>> START EXTRACTED RECORDS
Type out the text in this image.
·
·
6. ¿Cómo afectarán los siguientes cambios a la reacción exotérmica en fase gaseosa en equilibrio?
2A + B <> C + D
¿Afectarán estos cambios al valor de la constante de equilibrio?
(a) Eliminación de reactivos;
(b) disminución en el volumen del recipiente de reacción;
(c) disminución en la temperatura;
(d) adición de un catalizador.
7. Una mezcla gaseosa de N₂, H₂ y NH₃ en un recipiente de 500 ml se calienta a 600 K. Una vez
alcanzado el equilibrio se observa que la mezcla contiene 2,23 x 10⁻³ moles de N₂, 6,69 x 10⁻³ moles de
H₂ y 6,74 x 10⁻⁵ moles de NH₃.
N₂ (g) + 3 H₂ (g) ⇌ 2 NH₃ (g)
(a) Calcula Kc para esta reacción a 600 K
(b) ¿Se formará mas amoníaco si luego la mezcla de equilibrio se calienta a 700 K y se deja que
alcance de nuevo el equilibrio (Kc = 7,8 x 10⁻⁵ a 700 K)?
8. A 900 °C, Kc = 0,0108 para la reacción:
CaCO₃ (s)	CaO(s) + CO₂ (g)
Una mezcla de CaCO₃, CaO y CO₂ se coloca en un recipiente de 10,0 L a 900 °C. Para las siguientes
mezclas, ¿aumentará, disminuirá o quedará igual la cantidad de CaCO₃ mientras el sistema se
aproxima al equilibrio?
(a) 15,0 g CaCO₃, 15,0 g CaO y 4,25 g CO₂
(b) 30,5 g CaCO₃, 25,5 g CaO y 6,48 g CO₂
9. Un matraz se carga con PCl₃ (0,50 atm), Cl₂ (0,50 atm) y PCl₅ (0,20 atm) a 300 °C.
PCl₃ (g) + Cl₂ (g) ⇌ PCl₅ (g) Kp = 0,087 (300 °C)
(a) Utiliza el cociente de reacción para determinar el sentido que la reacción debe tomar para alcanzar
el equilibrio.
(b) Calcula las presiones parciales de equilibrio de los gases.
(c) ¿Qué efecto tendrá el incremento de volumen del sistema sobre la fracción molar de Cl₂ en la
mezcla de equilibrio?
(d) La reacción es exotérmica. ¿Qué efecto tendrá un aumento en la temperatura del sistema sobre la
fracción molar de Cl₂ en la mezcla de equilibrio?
>> END EXTRACTED RECORDS
_REQUEST_
Copy every line of the material, please, keeping it exactly the same.

_SOLVED PROBLEM_
Type out the text in this image.
·
·
6. ¿Cómo afectarán los siguientes cambios a la reacción exotérmica en fase gaseosa en equilibrio?
2A + B <> C + D
¿Afectarán estos cambios al valor de la constante de equilibrio?
(a) Eliminación de reactivos;
(b) disminución en el volumen del recipiente de reacción;
(c) disminución en la temperatura;
(d) adición de un catalizador.
7. Una mezcla gaseosa de N₂, H₂ y NH₃ en un recipiente de 500 ml se calienta a 600 K. Una vez
alcanzado el equilibrio se observa que la mezcla contiene 2,23 x 10⁻³ moles de N₂, 6,69 x 10⁻³ moles de
H₂ y 6,74 x 10⁻⁵ moles de NH₃.
N₂ (g) + 3 H₂ (g) ⇌ 2 NH₃ (g)
(a) Calcula Kc para esta reacción a 600 K
(b) ¿Se formará mas amoníaco si luego la mezcla de equilibrio se calienta a 700 K y se deja que
alcance de nuevo el equilibrio (Kc = 7,8 x 10⁻⁵ a 700 K)?
8. A 900 °C, Kc = 0,0108 para la reacción:
CaCO₃ (s)	CaO(s) + CO₂ (g)
Una mezcla de CaCO₃, CaO y CO₂ se coloca en un recipiente de 10,0 L a 900 °C. Para las siguientes
mezclas, ¿aumentará, disminuirá o quedará igual la cantidad de CaCO₃ mientras el sistema se
aproxima al equilibrio?
(a) 15,0 g CaCO₃, 15,0 g CaO y 4,25 g CO₂
(b) 30,5 g CaCO₃, 25,5 g CaO y 6,48 g CO₂
9. Un matraz se carga con PCl₃ (0,50 atm), Cl₂ (0,50 atm) y PCl₅ (0,20 atm) a 300 °C.
PCl₃ (g) + Cl₂ (g) ⇌ PCl₅ (g) Kp = 0,087 (300 °C)
(a) Utiliza el cociente de reacción para determinar el sentido que la reacción debe tomar para alcanzar
el equilibrio.
(b) Calcula las presiones parciales de equilibrio de los gases.
(c) ¿Qué efecto tendrá el incremento de volumen del sistema sobre la fracción molar de Cl₂ en la
mezcla de equilibrio?
(d) La reacción es exotérmica. ¿Qué efecto tendrá un aumento en la temperatura del sistema sobre la
fracción molar de Cl₂ en la mezcla de equilibrio?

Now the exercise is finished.